Transcribe the listing word for word.

++++ Data for the task

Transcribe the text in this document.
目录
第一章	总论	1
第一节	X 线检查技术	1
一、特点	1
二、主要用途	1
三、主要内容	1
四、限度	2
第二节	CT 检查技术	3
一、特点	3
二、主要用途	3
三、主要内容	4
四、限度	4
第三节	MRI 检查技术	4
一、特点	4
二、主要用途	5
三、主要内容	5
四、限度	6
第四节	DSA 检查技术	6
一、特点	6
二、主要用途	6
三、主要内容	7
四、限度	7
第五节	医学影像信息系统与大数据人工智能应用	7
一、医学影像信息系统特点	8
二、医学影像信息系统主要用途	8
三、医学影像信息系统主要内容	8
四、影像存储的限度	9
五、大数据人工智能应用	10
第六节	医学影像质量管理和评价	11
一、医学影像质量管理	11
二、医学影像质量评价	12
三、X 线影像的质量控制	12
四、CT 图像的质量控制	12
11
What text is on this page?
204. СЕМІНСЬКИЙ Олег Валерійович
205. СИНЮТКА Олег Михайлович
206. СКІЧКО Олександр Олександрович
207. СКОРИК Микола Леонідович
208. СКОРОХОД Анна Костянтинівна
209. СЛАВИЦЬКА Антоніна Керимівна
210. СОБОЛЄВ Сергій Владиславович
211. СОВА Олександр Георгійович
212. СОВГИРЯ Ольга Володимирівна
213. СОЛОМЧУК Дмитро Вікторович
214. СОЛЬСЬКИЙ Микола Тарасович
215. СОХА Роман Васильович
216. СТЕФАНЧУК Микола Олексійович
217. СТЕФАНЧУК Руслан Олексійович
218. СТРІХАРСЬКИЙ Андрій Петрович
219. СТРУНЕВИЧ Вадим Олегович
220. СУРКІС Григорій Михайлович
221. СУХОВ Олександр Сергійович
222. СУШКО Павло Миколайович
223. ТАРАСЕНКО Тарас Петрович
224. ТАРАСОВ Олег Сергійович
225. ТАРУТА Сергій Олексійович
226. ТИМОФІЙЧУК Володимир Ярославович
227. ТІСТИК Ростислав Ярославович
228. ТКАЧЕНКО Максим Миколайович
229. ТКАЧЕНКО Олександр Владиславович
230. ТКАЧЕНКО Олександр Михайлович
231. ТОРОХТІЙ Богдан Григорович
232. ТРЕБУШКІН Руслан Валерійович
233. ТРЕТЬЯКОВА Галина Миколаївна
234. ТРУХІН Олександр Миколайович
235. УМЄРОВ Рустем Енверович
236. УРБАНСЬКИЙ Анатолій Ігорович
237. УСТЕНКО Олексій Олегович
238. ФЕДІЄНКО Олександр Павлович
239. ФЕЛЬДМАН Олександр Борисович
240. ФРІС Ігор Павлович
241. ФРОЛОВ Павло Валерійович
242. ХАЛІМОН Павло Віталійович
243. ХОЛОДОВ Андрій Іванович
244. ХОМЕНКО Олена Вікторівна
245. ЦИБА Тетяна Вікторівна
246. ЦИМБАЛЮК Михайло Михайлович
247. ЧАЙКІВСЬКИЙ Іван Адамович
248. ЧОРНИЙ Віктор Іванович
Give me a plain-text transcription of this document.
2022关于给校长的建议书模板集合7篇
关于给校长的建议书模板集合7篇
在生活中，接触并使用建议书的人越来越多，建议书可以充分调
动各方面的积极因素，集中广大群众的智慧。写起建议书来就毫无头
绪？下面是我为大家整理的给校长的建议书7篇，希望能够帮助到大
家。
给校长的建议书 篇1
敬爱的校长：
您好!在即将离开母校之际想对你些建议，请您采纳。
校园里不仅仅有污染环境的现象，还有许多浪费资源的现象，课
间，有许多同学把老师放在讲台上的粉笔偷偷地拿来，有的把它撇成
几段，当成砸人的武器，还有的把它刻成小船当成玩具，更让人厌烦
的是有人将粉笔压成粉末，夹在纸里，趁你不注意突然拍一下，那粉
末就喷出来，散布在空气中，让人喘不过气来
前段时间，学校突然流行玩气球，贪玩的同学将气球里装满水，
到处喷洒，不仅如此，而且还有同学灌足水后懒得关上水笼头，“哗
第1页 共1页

++++++++

__Finished task__.
Transcribe the text in this document.
目录
第一章	总论	1
第一节	X 线检查技术	1
一、特点	1
二、主要用途	1
三、主要内容	1
四、限度	2
第二节	CT 检查技术	3
一、特点	3
二、主要用途	3
三、主要内容	4
四、限度	4
第三节	MRI 检查技术	4
一、特点	4
二、主要用途	5
三、主要内容	5
四、限度	6
第四节	DSA 检查技术	6
一、特点	6
二、主要用途	6
三、主要内容	7
四、限度	7
第五节	医学影像信息系统与大数据人工智能应用	7
一、医学影像信息系统特点	8
二、医学影像信息系统主要用途	8
三、医学影像信息系统主要内容	8
四、影像存储的限度	9
五、大数据人工智能应用	10
第六节	医学影像质量管理和评价	11
一、医学影像质量管理	11
二、医学影像质量评价	12
三、X 线影像的质量控制	12
四、CT 图像的质量控制	12
11
What text is on this page?
204. СЕМІНСЬКИЙ Олег Валерійович
205. СИНЮТКА Олег Михайлович
206. СКІЧКО Олександр Олександрович
207. СКОРИК Микола Леонідович
208. СКОРОХОД Анна Костянтинівна
209. СЛАВИЦЬКА Антоніна Керимівна
210. СОБОЛЄВ Сергій Владиславович
211. СОВА Олександр Георгійович
212. СОВГИРЯ Ольга Володимирівна
213. СОЛОМЧУК Дмитро Вікторович
214. СОЛЬСЬКИЙ Микола Тарасович
215. СОХА Роман Васильович
216. СТЕФАНЧУК Микола Олексійович
217. СТЕФАНЧУК Руслан Олексійович
218. СТРІХАРСЬКИЙ Андрій Петрович
219. СТРУНЕВИЧ Вадим Олегович
220. СУРКІС Григорій Михайлович
221. СУХОВ Олександр Сергійович
222. СУШКО Павло Миколайович
223. ТАРАСЕНКО Тарас Петрович
224. ТАРАСОВ Олег Сергійович
225. ТАРУТА Сергій Олексійович
226. ТИМОФІЙЧУК Володимир Ярославович
227. ТІСТИК Ростислав Ярославович
228. ТКАЧЕНКО Максим Миколайович
229. ТКАЧЕНКО Олександр Владиславович
230. ТКАЧЕНКО Олександр Михайлович
231. ТОРОХТІЙ Богдан Григорович
232. ТРЕБУШКІН Руслан Валерійович
233. ТРЕТЬЯКОВА Галина Миколаївна
234. ТРУХІН Олександр Миколайович
235. УМЄРОВ Рустем Енверович
236. УРБАНСЬКИЙ Анатолій Ігорович
237. УСТЕНКО Олексій Олегович
238. ФЕДІЄНКО Олександр Павлович
239. ФЕЛЬДМАН Олександр Борисович
240. ФРІС Ігор Павлович
241. ФРОЛОВ Павло Валерійович
242. ХАЛІМОН Павло Віталійович
243. ХОЛОДОВ Андрій Іванович
244. ХОМЕНКО Олена Вікторівна
245. ЦИБА Тетяна Вікторівна
246. ЦИМБАЛЮК Михайло Михайлович
247. ЧАЙКІВСЬКИЙ Іван Адамович
248. ЧОРНИЙ Віктор Іванович
Give me a plain-text transcription of this document.
2022关于给校长的建议书模板集合7篇
关于给校长的建议书模板集合7篇
在生活中，接触并使用建议书的人越来越多，建议书可以充分调
动各方面的积极因素，集中广大群众的智慧。写起建议书来就毫无头
绪？下面是我为大家整理的给校长的建议书7篇，希望能够帮助到大
家。
给校长的建议书 篇1
敬爱的校长：
您好!在即将离开母校之际想对你些建议，请您采纳。
校园里不仅仅有污染环境的现象，还有许多浪费资源的现象，课
间，有许多同学把老师放在讲台上的粉笔偷偷地拿来，有的把它撇成
几段，当成砸人的武器，还有的把它刻成小船当成玩具，更让人厌烦
的是有人将粉笔压成粉末，夹在纸里，趁你不注意突然拍一下，那粉
末就喷出来，散布在空气中，让人喘不过气来
前段时间，学校突然流行玩气球，贪玩的同学将气球里装满水，
到处喷洒，不仅如此，而且还有同学灌足水后懒得关上水笼头，“哗
第1页 共1页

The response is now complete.